STORED DATA START

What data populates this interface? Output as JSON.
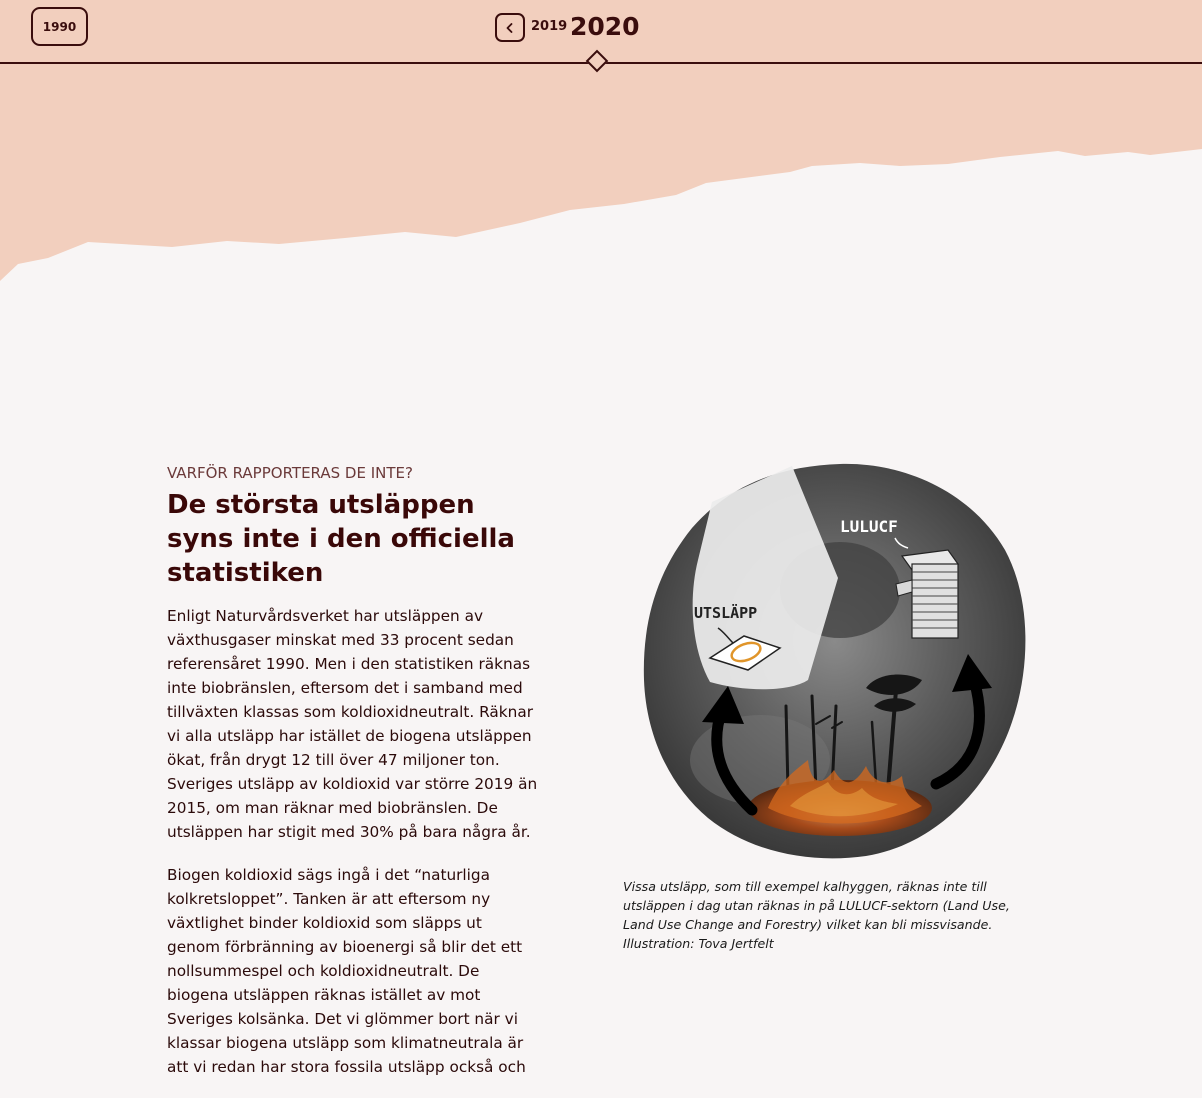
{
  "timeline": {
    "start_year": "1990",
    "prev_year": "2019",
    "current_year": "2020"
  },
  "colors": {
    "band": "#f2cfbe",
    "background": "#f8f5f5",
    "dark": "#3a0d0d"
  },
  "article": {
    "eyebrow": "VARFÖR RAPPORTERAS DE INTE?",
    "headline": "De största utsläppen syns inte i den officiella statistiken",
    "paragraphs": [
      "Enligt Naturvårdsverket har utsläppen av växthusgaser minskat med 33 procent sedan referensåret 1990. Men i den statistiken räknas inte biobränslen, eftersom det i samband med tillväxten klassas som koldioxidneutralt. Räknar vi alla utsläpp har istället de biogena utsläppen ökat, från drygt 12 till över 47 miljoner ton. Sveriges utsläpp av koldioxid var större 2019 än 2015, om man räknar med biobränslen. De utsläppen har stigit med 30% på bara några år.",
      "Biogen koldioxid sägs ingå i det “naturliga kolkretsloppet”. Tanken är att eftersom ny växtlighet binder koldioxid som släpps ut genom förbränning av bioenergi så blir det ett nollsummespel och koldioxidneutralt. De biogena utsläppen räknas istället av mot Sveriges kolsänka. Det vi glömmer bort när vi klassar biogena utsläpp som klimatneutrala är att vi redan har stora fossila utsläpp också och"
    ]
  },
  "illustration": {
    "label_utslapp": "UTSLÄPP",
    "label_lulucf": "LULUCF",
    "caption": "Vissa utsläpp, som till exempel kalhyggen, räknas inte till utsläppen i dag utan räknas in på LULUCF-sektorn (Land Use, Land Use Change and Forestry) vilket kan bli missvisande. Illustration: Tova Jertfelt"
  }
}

STORED DATA END

WHAT YOU ARE ASKED TO DO: Wherever the word "koldioxid" occurs in the data, copy that whole line.

EXERCISE RESPONSE:
      "Enligt Naturvårdsverket har utsläppen av växthusgaser minskat med 33 procent sedan referensåret 1990. Men i den statistiken räknas inte biobränslen, eftersom det i samband med tillväxten klassas som koldioxidneutralt. Räknar vi alla utsläpp har istället de biogena utsläppen ökat, från drygt 12 till över 47 miljoner ton. Sveriges utsläpp av koldioxid var större 2019 än 2015, om man räknar med biobränslen. De utsläppen har stigit med 30% på bara några år.",
      "Biogen koldioxid sägs ingå i det “naturliga kolkretsloppet”. Tanken är att eftersom ny växtlighet binder koldioxid som släpps ut genom förbränning av bioenergi så blir det ett nollsummespel och koldioxidneutralt. De biogena utsläppen räknas istället av mot Sveriges kolsänka. Det vi glömmer bort när vi klassar biogena utsläpp som klimatneutrala är att vi redan har stora fossila utsläpp också och"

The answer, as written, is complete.